[Set task] Below are records; count the lines that contain "حاجیلو" and give only the total.

(Dataset records)
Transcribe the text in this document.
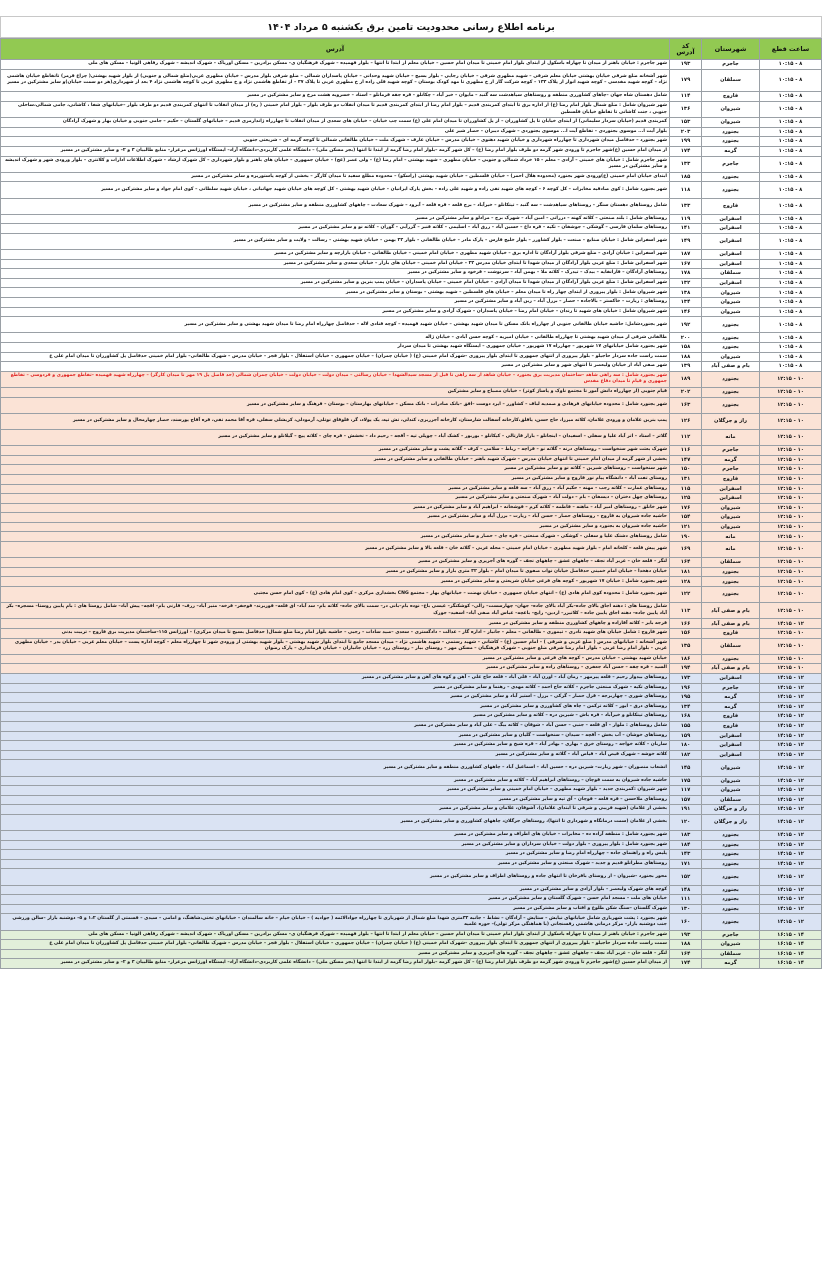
برنامه اطلاع رسانی محدودیت تامین برق یکشنبه ۵ مرداد ۱۴۰۴
ساعت قطع	شهرستان	کد آدرس	آدرس
۸ - ۱۰:۱۵	جاجرم	۱۹۳	شهر جاجرم : خیابان باهنر از میدان تا چهاراه باسکول از ابتدای بلوار امام خمینی تا میدان امام حسین – خیابان معلم از ابتدا تا انتها – بلوار فهمیده – شهرک فرهنگیان ی– مسکن برادرین – مسکن اوریاک – شهرک اندیشه – شهرک رفاهی الونیا – مسکن های ملی
۸ - ۱۰:۱۵	سملقان	۱۷۹	شهر آشخانه ضلع شرقی خیابان بهشتی خیابان معلم شرقی – شهید مطهری شرقی – خیابان رجایی – بلوار بسیج – خیابان شهید وحدانی – خیابان پاسداران شمالی – ضلع شرقی بلوار مدرس – خیابان مطهری غربی(ضلع شمالی و جنوبی) از بلوار شهید بهشتی( چراغ قرمز) تاتقاطع خیابان هاشمی نژاد – کوچه شهید مقدسی – کوچه شهید انوار از پلاک ۱۳۳ – کوچه شرکت گاز از خ مطهری تا مهد کودک بوستان – کوچه شهید قلی زاده از خ مطهری غربی تا پلاک ۳۷ – از تقاطع هاشمی نژاد و خ مطهری غربی تا کوچه هاشمی نژاد ۴ بعد از شهرداری(هر دو سمت خیابان)و سایر مشترکین در مسیر
۸ - ۱۰:۱۵	فاروج	۱۱۴	شامل دهستان شاه جهان –چاهای کشاورزی منطقه و روستاهای سیاهدشت سه گنبد – مایوان – خیر آباد – چکانلو – قره جقه فرمانلو – استاد – خسرویه هشت مرخ و سایر مشترکین در مسیر
۸ - ۱۰:۱۵	شیروان	۱۳۶	شهر شیروان شامل : ضلع شمال بلوار امام رضا (ع) از اداره برق تا ابتدای کمربندی قدیم – بلوار امام رضا از ابتدای کمربندی قدیم تا میدان انقلاب دو طرف بلوار – بلوار امام خمینی ( ره) از میدان انقلاب تا انتهای کمربندی قدیم دو طرف بلوار –خیابانهای شفا ، کاشانی، جامی شمالی،ساحلی جنوبی ، جنت کاشانی تا تقاطع خیابان فلسطین
۸ - ۱۰:۱۵	شیروان	۱۵۳	کمربندی قدیم (خیابان سردار سلیمانی) از ابتدای خیابان تا پل کشاورزان – از پل کشاورزان تا میدان امام علی (ع) سمت چپ خیابان – خیابان های سعدی از میدان انقلاب تا چهارراه ژاندارمری قدیم – خیابانهای گلستان – حکیم – جامی جنوبی و خیابان بهار و شهرک آزادگان
۸ - ۱۰:۱۵	بجنورد	۲۰۳	بلوار آیت ا... موسوی بجنوردی – تقاطع آیت ا... موسوی بجنوردی – شهرک دیبران – حصار شیر علی
۸ - ۱۰:۱۵	بجنورد	۱۹۹	شهر بجنورد – حدفاصل میدان شهرداری تا چهارراه شهرداری و خیابان شهید دهنوی – خیابان مدرس – خیابان عارف – شهرک ملت – خیابان طالقانی شمالی تا کوچه گرمه ای – شریعتی جنوبی
۸ - ۱۰:۱۵	گرمه	۱۷۴	از میدان امام حسین (ع)شهر جاجرم تا ورودی شهر گرمه دو طرف بلوار امام رضا (ع) – کل شهر گرمه –بلوار امام رضا گرمه از ابتدا تا انتها (بجز مسکن ملی) – دانشگاه علمی کاربردی–دانشگاه آزاد– ایستگاه اورژانس مرغزار– منابع طالبیان ۳ و ۲– و سایر مشترکین در مسیر
۸ - ۱۰:۱۵	جاجرم	۱۳۳	شهر جاجرم شامل : خیابان های خمینی – آزادی – معلم – ۱۵ خرداد شمالی و جنوبی – خیابان مطهری – شهید بهشتی – امام رضا (ع) – ولی عصر (عج) – خیابان جمهوری – خیابان های باهنر و بلوار شهرداری – کل شهرک ارشاد – شهرک اطلاعات ادارات و کلانتری – بلوار ورودی شهر و شهرک اندیشه و سایر مشترکین در مسیر
۸ - ۱۰:۱۵	بجنورد	۱۸۵	ابتدای خیابان امام خمینی (ع)ورودی شهر بجنورد (محدوده هلال احمر) – خیابان فلسطین – خیابان شهید بهشتی (راسکو) – محدوده مطلع سفید تا میدان کارگر – بخشی از کوچه پاستوریزه و سایر مشترکین در مسیر
۸ - ۱۰:۱۵	بجنورد	۱۱۸	شهر بجنورد شامل : کوی صادقیه مخابرات – کل کوچه ۶ – کوچه های شهید تقی زاده و شهید علی زاده – بخش پارک ایرانیان – خیابان شهید بهشتی – کل کوچه های خیابان شهید جهانبانی ، خیابان شهید سلطانی – کوی امام جواد و سایر مشترکین در مسیر
۸ - ۱۰:۱۵	فاروج	۱۳۳	شامل روستاهای دهستان سنگر – روستاهای سیاهدشت – سه گنبد – تیتکانلو – خیرآباد – برج قلعه – قره قلعه – آبرود – شهرک سعادت – چاههای کشاورزی منطقه و سایر مشترکین در مسیر
۸ - ۱۰:۱۵	اسفراین	۱۱۹	روستاهای شامل : بلند صنعتی – کلاته کهنه – دزراتی – امین آباد – شهرک برج – مرادلو و سایر مشترکین در مسیر
۸ - ۱۰:۱۵	اسفراین	۱۴۱	روستاهای سلمان فارسی – گوشکی – جوشقان – تکیه – قره داغ – حسین آباد – زرق آباد – اسلیمی – کلاته قنبر – گزرآبی – گوران – کلاته نو و سایر مشترکین در مسیر
۸ - ۱۰:۱۵	اسفراین	۱۴۹	شهر اسفراین شامل : خیابان صنایع – صنعت – بلوار کشاورز – بلوار خلیج فارس – پارک مادر – خیابان طالقانی – بلوار ۲۲ بهمن – خیابان شهید بهشتی – رسالت – ولایت و سایر مشترکین در مسیر
۸ - ۱۰:۱۵	اسفراین	۱۸۷	شهر اسفراین : خیابان آزادی – ضلع شرقی بلوار آزادگان تا اداره برق – خیابان شهید مطهری – خیابان امام خمینی – خیابان طالقانی – خیابان بازارچه و سایر مشترکین در مسیر
۸ - ۱۰:۱۵	اسفراین	۱۶۷	شهر اسفراین شامل : ضلع غربی بلوار آزادگان از میدان شهدا تا ابتدای خیابان مدرس ۲۲ – خیابان امام خمینی – خیابان های بازار – خیابان سعدی و سایر مشترکین در مسیر
۸ - ۱۰:۱۵	سملقان	۱۷۸	روستاهای آزادگان – قازانقایه – بیدک – تیدرک – کلاته ملا – بهمن آباد – سرنوشت – قرخود و سایر مشترکین در مسیر
۸ - ۱۰:۱۵	اسفراین	۱۳۲	شهر اسفراین شامل : ضلع غربی بلوار آزادگان از میدان شهدا تا میدان آزادی – خیابان امام خمینی – خیابان پاسداران – خیابان پمپ بنزین و سایر مشترکین در مسیر
۸ - ۱۰:۱۵	شیروان	۱۳۸	شهر شیروان شامل : بلوار پیروزی از ابتدای چهار راه تا میدان معلم – خیابان های فلسطین – شهید بهشتی – بوستان و سایر مشترکین در مسیر
۸ - ۱۰:۱۵	شیروان	۱۳۴	روستاهای : زیارت – خاکستر – بالاجاده – حصار – برزل آباد – زین آباد و سایر مشترکین در مسیر
۸ - ۱۰:۱۵	شیروان	۱۴۶	شهر شیروان شامل : خیابان های شهید تا زندان – خیابان امام رضا – خیابان پاسداران – شهرک آزادی و سایر مشترکین در مسیر
۸ - ۱۰:۱۵	بجنورد	۱۹۲	شهر بجنوردشامل: حاشیه خیابان طالقانی جنوبی از چهارراه بانک مسکن تا میدان شهید بهشتی – خیابان شهید فهمیده – کوچه قنادی لاله – حدفاصل چهارراه امام رضا تا میدان شهید بهشتی و سایر مشترکین در مسیر
۸ - ۱۰:۱۵	بجنورد	۲۰۰	طالقانی شرقی از میدان شهید بهشتی تا چهارراه طالقانی – خیابان امیریه – کوچه حسن آبادی – خیابان ژاله
۸ - ۱۰:۱۵	بجنورد	۱۵۸	شهر بجنورد شامل خیابانهای ۱۷ شهریور – چهارراه ۱۷ شهریور – خیابان جمهوری – ایستگاه شهید بهشتی تا میدان سردار
۸ - ۱۰:۱۵	شیروان	۱۸۸	سمت راست جاده سردار حاجیلو – بلوار پیروزی از انتهای جمهوری تا ابتدای بلوار پیروزی –شهرک امام خمینی (ع) ( خیابان چمران) – خیابان جمهوری – خیابان استقلال – بلوار فجر – خیابان مدرس – شهرک طالقانی– بلوار امام خمینی حدفاصل پل کشاورزان تا میدان امام علی ع
۸ - ۱۰:۱۵	بام و صفی آباد	۱۳۹	شهر صفی آباد از خیابان ولیعصر تا انتهای شهر و سایر مشترکین در مسیر
۱۰ - ۱۲:۱۵	بجنورد	۱۸۹	شهر بجنورد شامل : سه راهی شاهد –ساختمان مدیریت برق بجنورد – خیابان شاهد از سه راهی تا قبل از مسجد سیدالشهدا – خیابان رسالتی – میدان دولت – خیابان دولت – خیابان چمران شمالی (حد فاصل پل ۱۹ مهر تا میدان کارگر) – چهارراه شهید فهمیده –تقاطع جمهوری و فردوسی – تقاطع جمهوری و قیام تا میدان دفاع مقدس
۱۰ - ۱۲:۱۵	بجنورد	۲۰۲	قیام جنوبی (از چهارراه دانش آموز تا مجتمع ناوک و پاساژ کوثر) – خیابان مصباح و سایر مشترکین
۱۰ - ۱۲:۱۵	بجنورد	۱۶۳	شهر بجنورد شامل : محدوده خیابانهای فرهادی و صمدیه لباف – کشاورز – ایزد دوست –افق –بانک صادرات – بانک مسکن – خیابانهای بهارستان – بوستان – فرهنگ و سایر مشترکین در مسیر
۱۰ - ۱۲:۱۵	راز و جرگلان	۱۲۶	پمپ بنزین غلامان و ورودی غلامان، کلاته میرزا، حاج حسن، یاقلق،کارخانه آسفالت شارستان، کارخانه آجرریزی، کندلی، تش تپه، یک پولاد، گز، قلوقاق نوتلی، آرمودلی، کریشلی سفلی، قره آقا محمد تقی، قره آقاج پورسند، حصار چهارمحال و سایر مشترکین در مسیر
۱۰ - ۱۲:۱۵	مانه	۱۱۲	گلاتر – استاد – اتر آباد علیا و سفلی – اسفیدان – اینجانلو – بازار قارتالی – کیکانلو – بوربور – کشک آباد – چوپلی تپه – آقجه – رحیم داد – نخشش – قره چای – کلاته پیچ – گیلانلو و سایر مشترکین در مسیر
۱۰ - ۱۲:۱۵	جاجرم	۱۱۶	شهرک بعثت شهر سنخواست – روستاهای درنه – گلاته نو – قراچه – رباط – سلامی – کرف – گلاته پشت و سایر مشترکین در مسیر
۱۰ - ۱۲:۱۵	گرمه	۱۴۷	بخشی از شهر گرمه از میدان امام خمینی تا انتهای خیابان مدرس – شهرک شهید باهنر – خیابان طالقانی و سایر مشترکین در مسیر
۱۰ - ۱۲:۱۵	جاجرم	۱۵۰	شهر سنخواست – روستاهای شیرین – کلاته نو و سایر مشترکین در مسیر
۱۰ - ۱۲:۱۵	فاروج	۱۳۱	روستای تفت آباد – دانشگاه پیام نور فاروج و سایر مشترکین در مسیر
۱۰ - ۱۲:۱۵	اسفراین	۱۱۵	روستاهای عمارت – کلاته رجب – مهنه – حکیم آباد – زرق آباد – سه قلعه و سایر مشترکین در مسیر
۱۰ - ۱۲:۱۵	اسفراین	۱۲۵	روستاهای چهل دختران – دیسفان – بام – دولت آباد – شهرک صنعتی و سایر مشترکین در مسیر
۱۰ - ۱۲:۱۵	شیروان	۱۷۶	شهر خانلق – روستاهای امیر آباد – ماهنه – فاطمه – کلاته کرم – قوشخانه – ابراهیم آباد و سایر مشترکین در مسیر
۱۰ - ۱۲:۱۵	شیروان	۱۵۴	حاشیه جاده شیروان به فاروج – روستاهای حصار – حسن آباد – زیارت – برزل آباد و سایر مشترکین در مسیر
۱۰ - ۱۲:۱۵	شیروان	۱۲۱	حاشیه جاده شیروان به بجنورد و سایر مشترکین در مسیر
۱۰ - ۱۲:۱۵	مانه	۱۹۰	شامل روستاهای دشتک علیا و سفلی – کوشکی – شهرک صنعتی – قره چای – حصار و سایر مشترکین در مسیر
۱۰ - ۱۲:۱۵	مانه	۱۶۹	شهر پیش قلعه – کلخانه امام – بلوار شهید مطهری – خیابان امام خمینی – محله غربی – گلاته خان – قلعه بالا و سایر مشترکین در مسیر
۱۰ - ۱۲:۱۵	سملقان	۱۶۴	لنگر – قلعه خان – عزیز آباد نجف – چاههای عشق – چاههای نجف – گوره های آجرپزی و سایر مشترکین در مسیر
۱۰ - ۱۲:۱۵	بجنورد	۱۸۱	خیابان دهخدا – خیابان امام خمینی حدفاصل خیابان نواب صفوی تا میدان امام – بلوار ۳۲ متری بازار و سایر مشترکین در مسیر
۱۰ - ۱۲:۱۵	بجنورد	۱۲۸	شهر بجنورد شامل : خیابان ۱۷ شهریور – کوچه های فرعی خیابان شریعتی و سایر مشترکین در مسیر
۱۰ - ۱۲:۱۵	بجنورد	۱۲۲	شهر بجنورد شامل : محدوده کوی امام هادی (ع) – انتهای خیابان جمهوری – خیابان نهضت – خیابانهای بهار – مجتمع CNG بخشداری مرکزی – کوی امام هادی (ع) – کوی امام حسن مجتبی
۱۰ - ۱۲:۱۵	بام و صفی آباد	۱۱۳	شامل روستا های : دهنه اجاق بالای جاده–بکر آباد بالای جاده– جهان– چهارسست– زالی– کوشکنگر– عیسی باغ– نوده بام–بانی در– سمت بالای جاده– کلاته بام– سد آباد– اق قلعه– قوزبرند– قوجقر– قرخه– منیر آباد– زرف– قارنی بام– اقچه– پیش آباد– شامل روستا های : بام پایین روستا– مسجره– بکر آباد پایین جاده– دهنه اجاق پایین جاده – کلاتیزر– اردین– رابج– باغچه– عباس آباد صفی آباد– اسفید– جوزک
۱۲ - ۱۴:۱۵	بام و صفی آباد	۱۶۶	قرجه بایر – کلاته آقازاده و چاههای کشاورزی منطقه و سایر مشترکین در مسیر
۱۰ - ۱۲:۱۵	فاروج	۱۵۶	شهر فاروج : شامل خیابان های شهید نادری – تیموری – طالقانی – معلم – جانباز – اداره گاز – عدالت – دادگستری – سعدی –صید سادات – رجبی – حاشیه بلوار امام رضا ضلع شمال( حدفاصل بسیج تا میدان مرکزی) – اورژانس ۱۱۵–ساختمان مدیریت برق فاروج – تربیت بدنی
۱۰ - ۱۲:۱۵	سملقان	۱۳۵	شهر آشخانه : خیابانهای مدرس ( ضلع غربی و شرقی ) – امام حسین (ع) – کاشانی – شهید رستمی – شهید هاشمی نژاد – میدان مسجد جامع تا ابتدای بلوار شهید بهشتی – بلوار شهید بهشتی از ورودی شهر تا چهارراه معلم – کوچه اداره پست – خیابان معلم غربی – خیابان بدر – خیابان مطهری غربی – بلوار امام رضا غربی – بلوار امام رضا شرقی ضلع جنوبی – شهرک فرهنگیان – مسکن مهر – روستای بیار – روستای زرد – خیابان جانبازان – خیابان فرمانداری – پارک رضوان
۱۰ - ۱۲:۱۵	بجنورد	۱۸۶	خیابان شهید بهشتی – خیابان مدرس – کوچه های فرعی و سایر مشترکین در مسیر
۱۰ - ۱۲:۱۵	بام و صفی آباد	۱۹۴	السید – قره چقه – حسن آباد جعفری – روستاهای زاده و سایر مشترکین در مسیر
۱۲ - ۱۴:۱۵	اسفراین	۱۷۳	روستاهای بیدواز رحیم – قلعه پیرمهر – زمان آباد – اوزن آباد – قلی آباد – قلعه حاج علی – آهن و کوه های آهن و سایر مشترکین در مسیر
۱۲ - ۱۴:۱۵	جاجرم	۱۹۶	روستاهای تکیه – شهرک صنعتی جاجرم – کلاته حاج احمد – کلاته مهدی – رهنما و سایر مشترکین در مسیر
۱۲ - ۱۴:۱۵	گرمه	۱۹۵	روستاهای شوری – چهاربرجه – قزل حصار – گرکی – برزل – استیر آباد و سایر مشترکین در مسیر
۱۲ - ۱۴:۱۵	گرمه	۱۳۴	روستاهای درق – ایور – کلاته ترکمن – چاه های کشاورزی و سایر مشترکین در مسیر
۱۲ - ۱۴:۱۵	فاروج	۱۶۸	روستاهای تیتکانلو و خیرآباد – قره باش – شیرین دره – کلاته و سایر مشترکین در مسیر
۱۲ - ۱۴:۱۵	فاروج	۱۵۵	شامل روستاهای : ملوار – آق قلعه – جنبی – حسن آباد – شوقان – کلاته بیگ – علی آباد و سایر مشترکین در مسیر
۱۲ - ۱۴:۱۵	اسفراین	۱۵۹	روستاهای خوشان – آب بخش – آقچه – سیدان – سنخواست – گلیان و سایر مشترکین در مسیر
۱۲ - ۱۴:۱۵	اسفراین	۱۸۰	ساربان – کلاته خواجه – روستای خرق – بهاری – بهادر آباد – قره شیخ و سایر مشترکین در مسیر
۱۲ - ۱۴:۱۵	اسفراین	۱۸۲	کلاته خوشه – شهرک فیض آباد – فیاض آباد – گلاته و سایر مشترکین در مسیر
۱۲ - ۱۴:۱۵	شیروان	۱۴۵	انشعاب منصوران – شهر زیارت– شیرین دره – حسین آباد – اسماعیل آباد – چاههای کشاورزی منطقه و سایر مشترکین در مسیر
۱۲ - ۱۴:۱۵	شیروان	۱۷۵	حاشیه جاده شیروان به سمت قوچان – روستاهای ابراهیم آباد – کلاته و سایر مشترکین در مسیر
۱۲ - ۱۴:۱۵	شیروان	۱۱۷	شهر شیروان :کمربندی جدید – بلوار شهید مطهری – خیابان امام خمینی و سایر مشترکین در مسیر
۱۲ - ۱۴:۱۵	سملقان	۱۵۷	روستاهای ملاحسن – قره قلعه – قوچان – آق تپه و سایر مشترکین در مسیر
۱۲ - ۱۴:۱۵	راز و جرگلان	۱۹۱	بخشی از غلامان (شهید فریبی و شرقی تا ابتدای غلامان)، آشوقان، غلامان و سایر مشترکین در مسیر
۱۲ - ۱۴:۱۵	راز و جرگلان	۱۲۰	بخشی از غلامان (سمت درمانگاه و شهرداری تا انتها)، روستاهای جرگلان، چاههای کشاورزی و سایر مشترکین در مسیر
۱۲ - ۱۴:۱۵	بجنورد	۱۸۳	شهر بجنورد شامل : منطقه آزاده ده – مخابرات – خیابان های اطراف و سایر مشترکین در مسیر
۱۲ - ۱۴:۱۵	بجنورد	۱۸۴	شهر بجنورد شامل : بلوار پیروزی – بلوار دولت – خیابان سرداران و سایر مشترکین در مسیر
۱۲ - ۱۴:۱۵	بجنورد	۱۴۳	پلیس راه و راهنمای جاده – چهارراه امام رضا و سایر مشترکین در مسیر
۱۲ - ۱۴:۱۵	بجنورد	۱۷۱	روستاهای مطرانلو قدیم و جدید – شهرک صنعتی و سایر مشترکین در مسیر
۱۲ - ۱۴:۱۵	بجنورد	۱۵۲	محور بجنورد –شیروان – از روستای باقرخان تا انتهای جاده و روستاهای اطراف و سایر مشترکین در مسیر
۱۲ - ۱۴:۱۵	بجنورد	۱۴۸	کوچه های شهرک ولیعصر – بلوار آزادی و سایر مشترکین در مسیر
۱۲ - ۱۴:۱۵	بجنورد	۱۱۱	خیابان های ملت – مسجد امام حسن – شهرک گلستان و سایر مشترکین در مسیر
۱۲ - ۱۴:۱۵	بجنورد	۱۳۰	شهرک گلستان –سنگ شکن طلوع و افتاب و سایر مشترکین در مسیر
۱۲ - ۱۴:۱۵	بجنورد	۱۶۰	شهر بجنورد : پشت شهربازی شامل خیابانهای نیایش – ستایش – آزادگان – نشاط – جانبه ۳۲متری شهدا ضلع شمال از شهربازی تا چهارراه جوادالائمه ( جوادیه ) – خیابان خیام – خانه سالمندان – خیابانهای تختی،شاهنگ، و امامی – سیدی – قسمتی از گلستان ۱،۲ و ۵– دوشنبه بازار –سالن ورزشی جنب دوشنبه بازار– مرکز درمانی هاشمی رفسنجانی (با هماهنگی مرکز تولی)– حوزه علمیه
۱۴ - ۱۶:۱۵	جاجرم	۱۹۳	شهر جاجرم : خیابان باهنر از میدان تا چهاراه باسکول از ابتدای بلوار امام خمینی تا میدان امام حسین – خیابان معلم از ابتدا تا انتها – بلوار فهمیده – شهرک فرهنگیان ی– مسکن برادرین – مسکن اوریاک – شهرک اندیشه – شهرک رفاهی الونیا – مسکن های ملی
۱۴ - ۱۶:۱۵	شیروان	۱۸۸	سمت راست جاده سردار حاجیلو – بلوار پیروزی از انتهای جمهوری تا ابتدای بلوار پیروزی –شهرک امام خمینی (ع) ( خیابان چمران) – خیابان جمهوری – خیابان استقلال – بلوار فجر – خیابان مدرس – شهرک طالقانی– بلوار امام خمینی حدفاصل پل کشاورزان تا میدان امام علی ع
۱۴ - ۱۶:۱۵	سملقان	۱۶۴	لنگر – قلعه خان – عزیز آباد نجف – چاههای عشق – چاههای نجف – گوره های آجرپزی و سایر مشترکین در مسیر
۱۴ - ۱۶:۱۵	گرمه	۱۷۴	از میدان امام حسین (ع)شهر جاجرم تا ورودی شهر گرمه دو طرف بلوار امام رضا (ع) – کل شهر گرمه –بلوار امام رضا گرمه از ابتدا تا انتها (بجز مسکن ملی) – دانشگاه علمی کاربردی–دانشگاه آزاد– ایستگاه اورژانس مرغزار– منابع طالبیان ۳ و ۲– و سایر مشترکین در مسیر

[Exercise solution] 2